> _Request_
Copy every line in which the string "Diboson" occurs.
>> START Data records
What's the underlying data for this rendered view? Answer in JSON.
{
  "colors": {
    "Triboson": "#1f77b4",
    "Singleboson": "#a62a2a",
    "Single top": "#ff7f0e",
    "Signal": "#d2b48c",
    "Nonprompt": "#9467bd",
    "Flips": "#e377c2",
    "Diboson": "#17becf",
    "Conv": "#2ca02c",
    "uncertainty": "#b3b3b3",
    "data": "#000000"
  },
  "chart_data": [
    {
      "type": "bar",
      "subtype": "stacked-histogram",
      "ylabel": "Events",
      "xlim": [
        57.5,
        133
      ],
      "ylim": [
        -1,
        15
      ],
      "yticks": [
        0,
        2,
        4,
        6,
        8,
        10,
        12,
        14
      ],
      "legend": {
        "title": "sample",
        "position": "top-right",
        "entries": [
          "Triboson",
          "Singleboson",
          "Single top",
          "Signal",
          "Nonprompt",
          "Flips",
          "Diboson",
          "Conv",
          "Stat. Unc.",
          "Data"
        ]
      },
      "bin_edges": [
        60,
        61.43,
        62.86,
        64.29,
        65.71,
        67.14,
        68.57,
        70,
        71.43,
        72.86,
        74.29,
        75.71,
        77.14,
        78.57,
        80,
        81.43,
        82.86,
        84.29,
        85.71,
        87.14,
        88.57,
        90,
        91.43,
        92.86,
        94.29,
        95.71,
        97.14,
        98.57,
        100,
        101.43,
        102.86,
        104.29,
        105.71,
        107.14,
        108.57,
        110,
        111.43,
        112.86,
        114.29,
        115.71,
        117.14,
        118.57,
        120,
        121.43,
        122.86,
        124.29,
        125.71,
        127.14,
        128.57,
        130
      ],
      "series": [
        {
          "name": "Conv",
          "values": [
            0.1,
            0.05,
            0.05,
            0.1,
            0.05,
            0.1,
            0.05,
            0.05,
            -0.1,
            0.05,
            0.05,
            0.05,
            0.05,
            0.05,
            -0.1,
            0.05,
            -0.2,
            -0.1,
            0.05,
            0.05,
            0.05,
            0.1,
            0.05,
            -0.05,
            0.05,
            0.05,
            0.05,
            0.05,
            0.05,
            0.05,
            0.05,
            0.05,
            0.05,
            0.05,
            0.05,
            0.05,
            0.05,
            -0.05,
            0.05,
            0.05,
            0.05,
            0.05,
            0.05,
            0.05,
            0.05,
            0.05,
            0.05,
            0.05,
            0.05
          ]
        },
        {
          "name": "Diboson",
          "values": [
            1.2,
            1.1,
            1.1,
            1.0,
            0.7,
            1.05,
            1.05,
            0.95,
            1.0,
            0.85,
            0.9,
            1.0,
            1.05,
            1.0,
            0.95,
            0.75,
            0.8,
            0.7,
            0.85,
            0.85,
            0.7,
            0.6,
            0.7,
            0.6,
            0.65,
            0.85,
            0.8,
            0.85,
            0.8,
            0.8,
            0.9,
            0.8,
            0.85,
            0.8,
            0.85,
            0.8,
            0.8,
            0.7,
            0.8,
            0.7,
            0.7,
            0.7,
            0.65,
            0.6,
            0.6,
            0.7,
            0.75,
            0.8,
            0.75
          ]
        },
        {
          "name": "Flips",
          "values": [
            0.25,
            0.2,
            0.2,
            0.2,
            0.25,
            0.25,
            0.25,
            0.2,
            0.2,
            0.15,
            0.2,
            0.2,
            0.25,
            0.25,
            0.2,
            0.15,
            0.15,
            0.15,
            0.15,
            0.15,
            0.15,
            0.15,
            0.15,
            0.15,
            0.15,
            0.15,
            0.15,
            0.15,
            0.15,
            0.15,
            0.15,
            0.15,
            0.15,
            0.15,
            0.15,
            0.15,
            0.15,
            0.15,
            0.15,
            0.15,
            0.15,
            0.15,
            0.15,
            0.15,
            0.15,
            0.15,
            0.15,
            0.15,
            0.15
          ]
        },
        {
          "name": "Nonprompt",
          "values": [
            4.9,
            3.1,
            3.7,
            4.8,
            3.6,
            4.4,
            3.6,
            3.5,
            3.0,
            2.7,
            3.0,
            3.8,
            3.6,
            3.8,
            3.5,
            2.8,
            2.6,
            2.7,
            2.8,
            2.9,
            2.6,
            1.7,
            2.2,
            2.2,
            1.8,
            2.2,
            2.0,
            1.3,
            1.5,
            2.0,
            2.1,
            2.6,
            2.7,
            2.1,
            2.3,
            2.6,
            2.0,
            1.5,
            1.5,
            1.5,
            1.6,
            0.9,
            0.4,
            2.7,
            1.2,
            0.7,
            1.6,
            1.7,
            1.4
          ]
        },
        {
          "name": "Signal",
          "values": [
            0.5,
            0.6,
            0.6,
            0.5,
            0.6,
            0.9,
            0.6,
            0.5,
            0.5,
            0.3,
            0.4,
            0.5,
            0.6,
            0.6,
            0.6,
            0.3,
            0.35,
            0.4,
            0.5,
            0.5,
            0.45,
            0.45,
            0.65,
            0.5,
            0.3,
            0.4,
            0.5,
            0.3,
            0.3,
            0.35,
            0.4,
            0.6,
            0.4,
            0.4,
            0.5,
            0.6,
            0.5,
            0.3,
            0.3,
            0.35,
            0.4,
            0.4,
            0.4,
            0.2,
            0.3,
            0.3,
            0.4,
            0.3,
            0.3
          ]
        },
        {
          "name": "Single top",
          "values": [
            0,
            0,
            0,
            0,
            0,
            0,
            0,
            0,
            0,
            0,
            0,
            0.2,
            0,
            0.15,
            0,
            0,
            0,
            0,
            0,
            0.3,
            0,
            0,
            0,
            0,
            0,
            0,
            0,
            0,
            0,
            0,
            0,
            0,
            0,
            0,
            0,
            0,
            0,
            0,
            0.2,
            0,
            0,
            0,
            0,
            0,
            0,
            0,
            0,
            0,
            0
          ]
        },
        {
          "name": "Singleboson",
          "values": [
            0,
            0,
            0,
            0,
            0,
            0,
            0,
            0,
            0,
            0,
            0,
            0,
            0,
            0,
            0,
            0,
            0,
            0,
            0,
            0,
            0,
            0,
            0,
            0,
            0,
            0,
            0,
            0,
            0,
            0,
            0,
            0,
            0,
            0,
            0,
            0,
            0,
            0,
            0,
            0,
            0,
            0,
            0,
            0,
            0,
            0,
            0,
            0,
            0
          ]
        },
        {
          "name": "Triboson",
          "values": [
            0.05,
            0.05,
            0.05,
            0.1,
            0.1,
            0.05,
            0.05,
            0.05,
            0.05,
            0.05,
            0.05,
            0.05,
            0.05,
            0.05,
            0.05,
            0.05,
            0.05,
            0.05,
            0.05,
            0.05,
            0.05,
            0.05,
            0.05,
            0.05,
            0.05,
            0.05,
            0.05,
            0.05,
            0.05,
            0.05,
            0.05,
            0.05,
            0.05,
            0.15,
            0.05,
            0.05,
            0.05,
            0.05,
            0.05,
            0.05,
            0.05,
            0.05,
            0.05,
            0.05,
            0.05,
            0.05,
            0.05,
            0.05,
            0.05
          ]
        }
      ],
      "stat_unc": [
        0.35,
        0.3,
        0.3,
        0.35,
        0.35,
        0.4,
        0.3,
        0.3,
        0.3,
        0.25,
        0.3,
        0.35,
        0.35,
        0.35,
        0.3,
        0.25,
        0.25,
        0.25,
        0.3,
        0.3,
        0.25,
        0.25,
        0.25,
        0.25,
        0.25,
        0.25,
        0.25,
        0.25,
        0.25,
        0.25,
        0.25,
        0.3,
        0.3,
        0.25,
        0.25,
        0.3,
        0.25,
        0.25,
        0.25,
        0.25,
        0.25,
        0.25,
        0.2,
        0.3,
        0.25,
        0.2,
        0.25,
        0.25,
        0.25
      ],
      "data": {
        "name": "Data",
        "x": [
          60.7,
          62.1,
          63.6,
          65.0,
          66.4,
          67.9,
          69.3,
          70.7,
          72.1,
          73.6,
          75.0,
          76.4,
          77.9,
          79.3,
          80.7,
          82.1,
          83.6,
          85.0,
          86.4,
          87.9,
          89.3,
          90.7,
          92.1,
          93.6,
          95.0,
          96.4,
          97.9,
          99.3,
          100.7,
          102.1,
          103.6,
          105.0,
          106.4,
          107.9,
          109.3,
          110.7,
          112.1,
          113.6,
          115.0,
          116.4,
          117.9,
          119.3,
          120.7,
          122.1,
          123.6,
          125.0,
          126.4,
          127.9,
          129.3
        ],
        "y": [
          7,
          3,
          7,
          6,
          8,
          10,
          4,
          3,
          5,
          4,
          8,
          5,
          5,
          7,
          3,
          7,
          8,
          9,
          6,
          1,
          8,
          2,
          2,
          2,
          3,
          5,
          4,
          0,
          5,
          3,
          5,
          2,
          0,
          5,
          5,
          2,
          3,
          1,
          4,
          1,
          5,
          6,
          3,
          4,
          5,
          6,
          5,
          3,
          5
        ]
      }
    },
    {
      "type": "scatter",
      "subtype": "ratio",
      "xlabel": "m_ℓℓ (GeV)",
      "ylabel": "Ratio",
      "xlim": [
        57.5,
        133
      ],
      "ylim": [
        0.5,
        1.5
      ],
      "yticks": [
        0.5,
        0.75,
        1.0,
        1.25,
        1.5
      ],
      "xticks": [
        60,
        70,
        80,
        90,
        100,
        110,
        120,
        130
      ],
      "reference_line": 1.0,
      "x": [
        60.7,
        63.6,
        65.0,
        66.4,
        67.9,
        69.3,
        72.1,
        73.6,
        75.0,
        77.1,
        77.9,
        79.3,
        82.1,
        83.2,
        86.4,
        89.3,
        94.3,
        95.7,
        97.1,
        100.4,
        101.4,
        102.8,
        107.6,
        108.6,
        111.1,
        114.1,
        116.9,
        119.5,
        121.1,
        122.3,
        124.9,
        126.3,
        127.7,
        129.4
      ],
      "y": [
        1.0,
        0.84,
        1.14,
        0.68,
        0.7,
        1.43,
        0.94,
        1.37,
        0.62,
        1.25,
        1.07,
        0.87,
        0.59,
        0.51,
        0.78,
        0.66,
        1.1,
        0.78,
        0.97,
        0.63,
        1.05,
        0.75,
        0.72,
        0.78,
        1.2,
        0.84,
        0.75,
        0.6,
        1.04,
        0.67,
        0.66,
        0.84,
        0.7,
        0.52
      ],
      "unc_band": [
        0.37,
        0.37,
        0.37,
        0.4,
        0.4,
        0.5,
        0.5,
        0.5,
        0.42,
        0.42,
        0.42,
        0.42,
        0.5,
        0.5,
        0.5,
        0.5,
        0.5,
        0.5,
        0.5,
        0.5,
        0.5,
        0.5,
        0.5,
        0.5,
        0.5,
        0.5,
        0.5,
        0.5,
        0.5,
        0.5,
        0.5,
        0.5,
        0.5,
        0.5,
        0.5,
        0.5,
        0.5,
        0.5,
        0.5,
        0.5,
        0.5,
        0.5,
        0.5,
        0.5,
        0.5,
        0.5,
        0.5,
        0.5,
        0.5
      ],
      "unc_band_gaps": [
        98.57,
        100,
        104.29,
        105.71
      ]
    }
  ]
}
>> END Data records
> _Finished answer_
    "Diboson": "#17becf",
          "Diboson",
          "name": "Diboson",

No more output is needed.